[Exercise material]

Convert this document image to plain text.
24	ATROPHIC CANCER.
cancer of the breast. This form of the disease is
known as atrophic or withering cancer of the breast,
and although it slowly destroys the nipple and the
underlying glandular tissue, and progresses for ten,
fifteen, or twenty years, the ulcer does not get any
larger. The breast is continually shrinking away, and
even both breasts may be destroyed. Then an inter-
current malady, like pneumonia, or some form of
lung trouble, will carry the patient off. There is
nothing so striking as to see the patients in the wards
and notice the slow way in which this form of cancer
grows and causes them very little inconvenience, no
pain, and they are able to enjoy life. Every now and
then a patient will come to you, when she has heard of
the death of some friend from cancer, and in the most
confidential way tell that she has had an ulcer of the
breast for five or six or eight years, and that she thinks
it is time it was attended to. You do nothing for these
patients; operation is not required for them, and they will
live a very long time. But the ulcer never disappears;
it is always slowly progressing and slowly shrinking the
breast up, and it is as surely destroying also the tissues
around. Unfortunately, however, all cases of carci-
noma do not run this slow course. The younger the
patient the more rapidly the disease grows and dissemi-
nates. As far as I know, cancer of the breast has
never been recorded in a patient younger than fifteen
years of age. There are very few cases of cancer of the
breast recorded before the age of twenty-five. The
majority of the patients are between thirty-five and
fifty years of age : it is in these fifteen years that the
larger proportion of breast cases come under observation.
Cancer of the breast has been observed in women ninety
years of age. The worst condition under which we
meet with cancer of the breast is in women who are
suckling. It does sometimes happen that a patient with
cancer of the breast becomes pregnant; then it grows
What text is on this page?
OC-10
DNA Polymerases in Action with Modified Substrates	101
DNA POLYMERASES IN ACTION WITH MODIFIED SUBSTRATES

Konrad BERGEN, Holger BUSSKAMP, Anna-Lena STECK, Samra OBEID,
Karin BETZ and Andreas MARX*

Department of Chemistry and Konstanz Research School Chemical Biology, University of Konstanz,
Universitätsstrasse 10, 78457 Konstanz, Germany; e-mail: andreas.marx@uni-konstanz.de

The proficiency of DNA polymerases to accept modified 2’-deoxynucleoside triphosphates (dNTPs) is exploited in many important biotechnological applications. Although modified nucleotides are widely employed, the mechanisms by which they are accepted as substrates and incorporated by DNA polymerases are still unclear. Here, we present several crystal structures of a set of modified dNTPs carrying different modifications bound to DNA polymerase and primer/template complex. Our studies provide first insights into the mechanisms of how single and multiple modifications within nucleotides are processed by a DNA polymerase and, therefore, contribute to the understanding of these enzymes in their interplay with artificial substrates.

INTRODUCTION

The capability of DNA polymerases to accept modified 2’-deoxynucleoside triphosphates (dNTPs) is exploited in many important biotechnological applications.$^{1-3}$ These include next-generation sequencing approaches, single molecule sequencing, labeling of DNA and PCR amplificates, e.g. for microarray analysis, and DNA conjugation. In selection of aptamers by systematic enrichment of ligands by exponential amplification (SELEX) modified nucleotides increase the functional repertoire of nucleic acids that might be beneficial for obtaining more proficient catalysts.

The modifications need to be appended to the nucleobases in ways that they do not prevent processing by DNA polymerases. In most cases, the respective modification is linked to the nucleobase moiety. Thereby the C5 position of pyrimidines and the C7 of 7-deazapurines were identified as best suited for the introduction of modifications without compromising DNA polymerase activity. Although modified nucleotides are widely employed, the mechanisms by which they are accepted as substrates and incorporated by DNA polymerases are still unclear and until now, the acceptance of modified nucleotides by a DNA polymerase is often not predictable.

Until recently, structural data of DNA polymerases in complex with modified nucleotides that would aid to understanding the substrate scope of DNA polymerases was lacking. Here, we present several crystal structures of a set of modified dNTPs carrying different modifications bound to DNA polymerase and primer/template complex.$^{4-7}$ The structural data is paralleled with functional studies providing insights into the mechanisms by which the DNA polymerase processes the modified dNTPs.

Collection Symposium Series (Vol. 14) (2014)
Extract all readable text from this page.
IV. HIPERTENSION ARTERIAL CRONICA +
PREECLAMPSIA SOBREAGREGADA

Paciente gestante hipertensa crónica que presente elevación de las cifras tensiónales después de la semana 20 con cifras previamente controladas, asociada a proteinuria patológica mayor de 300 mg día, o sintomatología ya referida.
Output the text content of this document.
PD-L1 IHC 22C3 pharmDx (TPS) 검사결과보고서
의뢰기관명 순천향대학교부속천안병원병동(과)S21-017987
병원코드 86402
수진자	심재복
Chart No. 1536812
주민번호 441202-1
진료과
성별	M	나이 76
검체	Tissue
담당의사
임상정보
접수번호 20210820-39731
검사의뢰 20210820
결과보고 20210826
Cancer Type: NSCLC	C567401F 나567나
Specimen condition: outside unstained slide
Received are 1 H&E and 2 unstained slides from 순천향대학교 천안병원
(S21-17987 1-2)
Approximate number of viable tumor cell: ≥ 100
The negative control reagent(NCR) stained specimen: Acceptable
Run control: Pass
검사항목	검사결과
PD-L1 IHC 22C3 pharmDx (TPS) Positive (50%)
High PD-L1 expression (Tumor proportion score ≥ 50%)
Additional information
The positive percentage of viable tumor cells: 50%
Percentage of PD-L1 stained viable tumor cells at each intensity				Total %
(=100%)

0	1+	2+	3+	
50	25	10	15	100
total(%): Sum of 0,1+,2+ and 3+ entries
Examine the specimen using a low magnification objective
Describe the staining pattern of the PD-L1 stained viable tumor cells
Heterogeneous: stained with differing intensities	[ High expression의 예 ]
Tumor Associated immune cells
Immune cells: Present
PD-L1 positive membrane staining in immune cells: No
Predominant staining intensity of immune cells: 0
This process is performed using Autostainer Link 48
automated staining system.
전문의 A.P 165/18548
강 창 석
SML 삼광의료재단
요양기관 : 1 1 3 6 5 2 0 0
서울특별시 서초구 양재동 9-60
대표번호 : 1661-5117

[/Exercise material]

> What the task requires
Find each line in the records above that contains "disease", and copy it.

> Exercise response
cancer of the breast. This form of the disease is
patient the more rapidly the disease grows and dissemi-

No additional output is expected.